What this task involves — The data below is to be returned in full and exactly.

★ ★ ★ ★ ★ ★ ★

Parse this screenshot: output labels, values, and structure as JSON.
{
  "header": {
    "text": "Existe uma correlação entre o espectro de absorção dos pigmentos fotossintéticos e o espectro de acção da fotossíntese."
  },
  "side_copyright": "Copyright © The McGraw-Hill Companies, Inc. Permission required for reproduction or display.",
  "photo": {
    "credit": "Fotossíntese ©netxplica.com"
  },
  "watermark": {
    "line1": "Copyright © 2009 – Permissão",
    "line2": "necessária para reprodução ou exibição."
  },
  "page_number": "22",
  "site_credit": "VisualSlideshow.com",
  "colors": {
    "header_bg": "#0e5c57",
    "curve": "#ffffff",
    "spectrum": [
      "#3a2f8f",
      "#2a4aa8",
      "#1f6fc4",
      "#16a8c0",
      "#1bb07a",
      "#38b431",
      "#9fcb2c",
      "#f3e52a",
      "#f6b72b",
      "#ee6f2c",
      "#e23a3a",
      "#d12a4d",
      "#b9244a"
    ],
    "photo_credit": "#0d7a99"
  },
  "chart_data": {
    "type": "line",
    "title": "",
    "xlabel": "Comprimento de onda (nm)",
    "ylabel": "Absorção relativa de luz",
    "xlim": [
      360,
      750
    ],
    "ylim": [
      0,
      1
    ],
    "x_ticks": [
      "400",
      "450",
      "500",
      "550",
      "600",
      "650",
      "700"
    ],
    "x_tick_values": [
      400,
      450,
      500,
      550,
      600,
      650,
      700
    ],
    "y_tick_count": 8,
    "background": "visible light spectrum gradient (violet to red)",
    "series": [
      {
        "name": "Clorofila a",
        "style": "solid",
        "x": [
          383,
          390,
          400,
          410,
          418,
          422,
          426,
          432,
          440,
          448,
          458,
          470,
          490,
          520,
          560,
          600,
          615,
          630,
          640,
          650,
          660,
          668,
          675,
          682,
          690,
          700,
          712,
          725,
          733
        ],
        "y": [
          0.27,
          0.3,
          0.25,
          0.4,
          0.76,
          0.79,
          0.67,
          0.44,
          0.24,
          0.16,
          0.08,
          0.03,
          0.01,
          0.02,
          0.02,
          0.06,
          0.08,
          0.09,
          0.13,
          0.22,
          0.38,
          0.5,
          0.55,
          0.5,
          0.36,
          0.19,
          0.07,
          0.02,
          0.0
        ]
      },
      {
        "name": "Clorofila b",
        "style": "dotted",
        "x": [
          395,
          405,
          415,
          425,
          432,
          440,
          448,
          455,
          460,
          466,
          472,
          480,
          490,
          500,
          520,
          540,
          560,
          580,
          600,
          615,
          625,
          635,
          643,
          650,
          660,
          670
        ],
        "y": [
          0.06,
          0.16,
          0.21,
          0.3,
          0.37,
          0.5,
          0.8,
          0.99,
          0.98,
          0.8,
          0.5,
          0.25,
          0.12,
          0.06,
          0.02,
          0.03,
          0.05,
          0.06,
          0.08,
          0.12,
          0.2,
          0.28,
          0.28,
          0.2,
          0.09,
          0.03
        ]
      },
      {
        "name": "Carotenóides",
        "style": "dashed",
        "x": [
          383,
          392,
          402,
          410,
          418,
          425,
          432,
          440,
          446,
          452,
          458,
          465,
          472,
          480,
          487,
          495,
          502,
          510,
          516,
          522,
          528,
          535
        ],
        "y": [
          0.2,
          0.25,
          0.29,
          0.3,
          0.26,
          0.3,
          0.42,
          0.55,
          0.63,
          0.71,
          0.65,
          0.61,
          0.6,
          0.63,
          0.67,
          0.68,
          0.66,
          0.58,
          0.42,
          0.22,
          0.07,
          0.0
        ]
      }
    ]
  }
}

★ ★ ★ ★ ★ ★ ★

Exercise response —
Parse this screenshot: output labels, values, and structure as JSON.
{
  "header": {
    "text": "Existe uma correlação entre o espectro de absorção dos pigmentos fotossintéticos e o espectro de acção da fotossíntese."
  },
  "side_copyright": "Copyright © The McGraw-Hill Companies, Inc. Permission required for reproduction or display.",
  "photo": {
    "credit": "Fotossíntese ©netxplica.com"
  },
  "watermark": {
    "line1": "Copyright © 2009 – Permissão",
    "line2": "necessária para reprodução ou exibição."
  },
  "page_number": "22",
  "site_credit": "VisualSlideshow.com",
  "colors": {
    "header_bg": "#0e5c57",
    "curve": "#ffffff",
    "spectrum": [
      "#3a2f8f",
      "#2a4aa8",
      "#1f6fc4",
      "#16a8c0",
      "#1bb07a",
      "#38b431",
      "#9fcb2c",
      "#f3e52a",
      "#f6b72b",
      "#ee6f2c",
      "#e23a3a",
      "#d12a4d",
      "#b9244a"
    ],
    "photo_credit": "#0d7a99"
  },
  "chart_data": {
    "type": "line",
    "title": "",
    "xlabel": "Comprimento de onda (nm)",
    "ylabel": "Absorção relativa de luz",
    "xlim": [
      360,
      750
    ],
    "ylim": [
      0,
      1
    ],
    "x_ticks": [
      "400",
      "450",
      "500",
      "550",
      "600",
      "650",
      "700"
    ],
    "x_tick_values": [
      400,
      450,
      500,
      550,
      600,
      650,
      700
    ],
    "y_tick_count": 8,
    "background": "visible light spectrum gradient (violet to red)",
    "series": [
      {
        "name": "Clorofila a",
        "style": "solid",
        "x": [
          383,
          390,
          400,
          410,
          418,
          422,
          426,
          432,
          440,
          448,
          458,
          470,
          490,
          520,
          560,
          600,
          615,
          630,
          640,
          650,
          660,
          668,
          675,
          682,
          690,
          700,
          712,
          725,
          733
        ],
        "y": [
          0.27,
          0.3,
          0.25,
          0.4,
          0.76,
          0.79,
          0.67,
          0.44,
          0.24,
          0.16,
          0.08,
          0.03,
          0.01,
          0.02,
          0.02,
          0.06,
          0.08,
          0.09,
          0.13,
          0.22,
          0.38,
          0.5,
          0.55,
          0.5,
          0.36,
          0.19,
          0.07,
          0.02,
          0.0
        ]
      },
      {
        "name": "Clorofila b",
        "style": "dotted",
        "x": [
          395,
          405,
          415,
          425,
          432,
          440,
          448,
          455,
          460,
          466,
          472,
          480,
          490,
          500,
          520,
          540,
          560,
          580,
          600,
          615,
          625,
          635,
          643,
          650,
          660,
          670
        ],
        "y": [
          0.06,
          0.16,
          0.21,
          0.3,
          0.37,
          0.5,
          0.8,
          0.99,
          0.98,
          0.8,
          0.5,
          0.25,
          0.12,
          0.06,
          0.02,
          0.03,
          0.05,
          0.06,
          0.08,
          0.12,
          0.2,
          0.28,
          0.28,
          0.2,
          0.09,
          0.03
        ]
      },
      {
        "name": "Carotenóides",
        "style": "dashed",
        "x": [
          383,
          392,
          402,
          410,
          418,
          425,
          432,
          440,
          446,
          452,
          458,
          465,
          472,
          480,
          487,
          495,
          502,
          510,
          516,
          522,
          528,
          535
        ],
        "y": [
          0.2,
          0.25,
          0.29,
          0.3,
          0.26,
          0.3,
          0.42,
          0.55,
          0.63,
          0.71,
          0.65,
          0.61,
          0.6,
          0.63,
          0.67,
          0.68,
          0.66,
          0.58,
          0.42,
          0.22,
          0.07,
          0.0
        ]
      }
    ]
  }
}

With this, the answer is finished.